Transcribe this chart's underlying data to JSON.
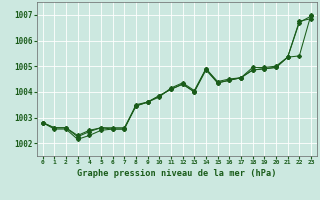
{
  "xlabel": "Graphe pression niveau de la mer (hPa)",
  "background_color": "#cce8e0",
  "grid_color": "#ffffff",
  "line_color": "#1a5c1a",
  "ylim": [
    1001.5,
    1007.5
  ],
  "xlim": [
    -0.5,
    23.5
  ],
  "yticks": [
    1002,
    1003,
    1004,
    1005,
    1006,
    1007
  ],
  "xticks": [
    0,
    1,
    2,
    3,
    4,
    5,
    6,
    7,
    8,
    9,
    10,
    11,
    12,
    13,
    14,
    15,
    16,
    17,
    18,
    19,
    20,
    21,
    22,
    23
  ],
  "series1": [
    1002.8,
    1002.6,
    1002.6,
    1002.3,
    1002.5,
    1002.6,
    1002.6,
    1002.6,
    1003.45,
    1003.6,
    1003.85,
    1004.1,
    1004.3,
    1004.0,
    1004.85,
    1004.35,
    1004.45,
    1004.55,
    1004.85,
    1004.9,
    1004.95,
    1005.35,
    1006.75,
    1006.85
  ],
  "series2": [
    1002.8,
    1002.55,
    1002.55,
    1002.15,
    1002.3,
    1002.5,
    1002.55,
    1002.55,
    1003.5,
    1003.6,
    1003.85,
    1004.1,
    1004.3,
    1004.0,
    1004.9,
    1004.35,
    1004.45,
    1004.55,
    1004.85,
    1004.9,
    1004.95,
    1005.35,
    1005.4,
    1007.0
  ],
  "series3": [
    1002.8,
    1002.6,
    1002.6,
    1002.25,
    1002.45,
    1002.6,
    1002.55,
    1002.55,
    1003.45,
    1003.6,
    1003.8,
    1004.15,
    1004.35,
    1004.05,
    1004.9,
    1004.4,
    1004.5,
    1004.55,
    1004.95,
    1004.95,
    1005.0,
    1005.35,
    1006.7,
    1006.95
  ]
}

▸ PROBLEM:
Please repeat the entries exactly. Do not include the pictures.

▸ RESPONSE FOR THIS EXERCISE:
Transcribe this chart's underlying data to JSON.
{
  "xlabel": "Graphe pression niveau de la mer (hPa)",
  "background_color": "#cce8e0",
  "grid_color": "#ffffff",
  "line_color": "#1a5c1a",
  "ylim": [
    1001.5,
    1007.5
  ],
  "xlim": [
    -0.5,
    23.5
  ],
  "yticks": [
    1002,
    1003,
    1004,
    1005,
    1006,
    1007
  ],
  "xticks": [
    0,
    1,
    2,
    3,
    4,
    5,
    6,
    7,
    8,
    9,
    10,
    11,
    12,
    13,
    14,
    15,
    16,
    17,
    18,
    19,
    20,
    21,
    22,
    23
  ],
  "series1": [
    1002.8,
    1002.6,
    1002.6,
    1002.3,
    1002.5,
    1002.6,
    1002.6,
    1002.6,
    1003.45,
    1003.6,
    1003.85,
    1004.1,
    1004.3,
    1004.0,
    1004.85,
    1004.35,
    1004.45,
    1004.55,
    1004.85,
    1004.9,
    1004.95,
    1005.35,
    1006.75,
    1006.85
  ],
  "series2": [
    1002.8,
    1002.55,
    1002.55,
    1002.15,
    1002.3,
    1002.5,
    1002.55,
    1002.55,
    1003.5,
    1003.6,
    1003.85,
    1004.1,
    1004.3,
    1004.0,
    1004.9,
    1004.35,
    1004.45,
    1004.55,
    1004.85,
    1004.9,
    1004.95,
    1005.35,
    1005.4,
    1007.0
  ],
  "series3": [
    1002.8,
    1002.6,
    1002.6,
    1002.25,
    1002.45,
    1002.6,
    1002.55,
    1002.55,
    1003.45,
    1003.6,
    1003.8,
    1004.15,
    1004.35,
    1004.05,
    1004.9,
    1004.4,
    1004.5,
    1004.55,
    1004.95,
    1004.95,
    1005.0,
    1005.35,
    1006.7,
    1006.95
  ]
}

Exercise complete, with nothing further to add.